**INSTRUCTION:** Quote the whole listing verbatim.

**RECORDS SHOWN:**

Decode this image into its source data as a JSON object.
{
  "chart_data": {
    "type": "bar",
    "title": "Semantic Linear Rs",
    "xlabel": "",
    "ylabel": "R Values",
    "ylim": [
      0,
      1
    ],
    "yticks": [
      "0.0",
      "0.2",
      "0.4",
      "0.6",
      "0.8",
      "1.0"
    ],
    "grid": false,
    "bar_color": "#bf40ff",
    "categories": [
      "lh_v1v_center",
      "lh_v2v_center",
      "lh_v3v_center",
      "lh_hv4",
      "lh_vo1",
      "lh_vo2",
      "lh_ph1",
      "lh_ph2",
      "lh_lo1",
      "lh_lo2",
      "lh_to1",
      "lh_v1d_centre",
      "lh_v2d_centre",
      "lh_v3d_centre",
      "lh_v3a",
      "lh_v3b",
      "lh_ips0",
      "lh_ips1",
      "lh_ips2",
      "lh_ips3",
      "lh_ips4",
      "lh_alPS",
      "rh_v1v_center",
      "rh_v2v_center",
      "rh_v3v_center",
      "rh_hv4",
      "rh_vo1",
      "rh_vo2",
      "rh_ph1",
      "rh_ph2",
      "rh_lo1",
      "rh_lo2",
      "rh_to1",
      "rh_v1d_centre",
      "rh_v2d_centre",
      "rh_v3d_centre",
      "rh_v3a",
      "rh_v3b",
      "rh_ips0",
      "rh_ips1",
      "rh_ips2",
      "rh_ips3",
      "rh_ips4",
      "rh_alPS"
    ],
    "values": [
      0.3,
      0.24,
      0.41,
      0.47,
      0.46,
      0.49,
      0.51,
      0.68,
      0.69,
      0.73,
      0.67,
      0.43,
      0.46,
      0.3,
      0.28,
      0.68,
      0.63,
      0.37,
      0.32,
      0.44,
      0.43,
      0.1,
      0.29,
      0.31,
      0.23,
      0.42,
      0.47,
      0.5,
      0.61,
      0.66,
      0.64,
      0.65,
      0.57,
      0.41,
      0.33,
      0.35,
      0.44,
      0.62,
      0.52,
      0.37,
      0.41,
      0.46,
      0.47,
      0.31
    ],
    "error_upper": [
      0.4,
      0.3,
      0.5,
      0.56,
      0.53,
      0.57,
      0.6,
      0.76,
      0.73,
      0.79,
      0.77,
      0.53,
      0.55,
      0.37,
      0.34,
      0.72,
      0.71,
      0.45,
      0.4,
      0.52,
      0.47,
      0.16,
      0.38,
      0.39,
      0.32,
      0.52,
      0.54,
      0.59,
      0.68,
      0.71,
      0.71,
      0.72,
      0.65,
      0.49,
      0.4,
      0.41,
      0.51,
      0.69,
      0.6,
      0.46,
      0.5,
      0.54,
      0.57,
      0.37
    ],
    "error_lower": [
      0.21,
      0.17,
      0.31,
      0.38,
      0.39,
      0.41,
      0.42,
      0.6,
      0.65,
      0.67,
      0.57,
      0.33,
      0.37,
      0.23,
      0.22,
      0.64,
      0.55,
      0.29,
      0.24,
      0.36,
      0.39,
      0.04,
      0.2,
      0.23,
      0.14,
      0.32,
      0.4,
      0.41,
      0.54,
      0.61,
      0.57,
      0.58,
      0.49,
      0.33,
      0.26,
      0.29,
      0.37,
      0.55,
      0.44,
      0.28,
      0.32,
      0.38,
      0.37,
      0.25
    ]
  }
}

**FINAL RESULT:**
Decode this image into its source data as a JSON object.
{
  "chart_data": {
    "type": "bar",
    "title": "Semantic Linear Rs",
    "xlabel": "",
    "ylabel": "R Values",
    "ylim": [
      0,
      1
    ],
    "yticks": [
      "0.0",
      "0.2",
      "0.4",
      "0.6",
      "0.8",
      "1.0"
    ],
    "grid": false,
    "bar_color": "#bf40ff",
    "categories": [
      "lh_v1v_center",
      "lh_v2v_center",
      "lh_v3v_center",
      "lh_hv4",
      "lh_vo1",
      "lh_vo2",
      "lh_ph1",
      "lh_ph2",
      "lh_lo1",
      "lh_lo2",
      "lh_to1",
      "lh_v1d_centre",
      "lh_v2d_centre",
      "lh_v3d_centre",
      "lh_v3a",
      "lh_v3b",
      "lh_ips0",
      "lh_ips1",
      "lh_ips2",
      "lh_ips3",
      "lh_ips4",
      "lh_alPS",
      "rh_v1v_center",
      "rh_v2v_center",
      "rh_v3v_center",
      "rh_hv4",
      "rh_vo1",
      "rh_vo2",
      "rh_ph1",
      "rh_ph2",
      "rh_lo1",
      "rh_lo2",
      "rh_to1",
      "rh_v1d_centre",
      "rh_v2d_centre",
      "rh_v3d_centre",
      "rh_v3a",
      "rh_v3b",
      "rh_ips0",
      "rh_ips1",
      "rh_ips2",
      "rh_ips3",
      "rh_ips4",
      "rh_alPS"
    ],
    "values": [
      0.3,
      0.24,
      0.41,
      0.47,
      0.46,
      0.49,
      0.51,
      0.68,
      0.69,
      0.73,
      0.67,
      0.43,
      0.46,
      0.3,
      0.28,
      0.68,
      0.63,
      0.37,
      0.32,
      0.44,
      0.43,
      0.1,
      0.29,
      0.31,
      0.23,
      0.42,
      0.47,
      0.5,
      0.61,
      0.66,
      0.64,
      0.65,
      0.57,
      0.41,
      0.33,
      0.35,
      0.44,
      0.62,
      0.52,
      0.37,
      0.41,
      0.46,
      0.47,
      0.31
    ],
    "error_upper": [
      0.4,
      0.3,
      0.5,
      0.56,
      0.53,
      0.57,
      0.6,
      0.76,
      0.73,
      0.79,
      0.77,
      0.53,
      0.55,
      0.37,
      0.34,
      0.72,
      0.71,
      0.45,
      0.4,
      0.52,
      0.47,
      0.16,
      0.38,
      0.39,
      0.32,
      0.52,
      0.54,
      0.59,
      0.68,
      0.71,
      0.71,
      0.72,
      0.65,
      0.49,
      0.4,
      0.41,
      0.51,
      0.69,
      0.6,
      0.46,
      0.5,
      0.54,
      0.57,
      0.37
    ],
    "error_lower": [
      0.21,
      0.17,
      0.31,
      0.38,
      0.39,
      0.41,
      0.42,
      0.6,
      0.65,
      0.67,
      0.57,
      0.33,
      0.37,
      0.23,
      0.22,
      0.64,
      0.55,
      0.29,
      0.24,
      0.36,
      0.39,
      0.04,
      0.2,
      0.23,
      0.14,
      0.32,
      0.4,
      0.41,
      0.54,
      0.61,
      0.57,
      0.58,
      0.49,
      0.33,
      0.26,
      0.29,
      0.37,
      0.55,
      0.44,
      0.28,
      0.32,
      0.38,
      0.37,
      0.25
    ]
  }
}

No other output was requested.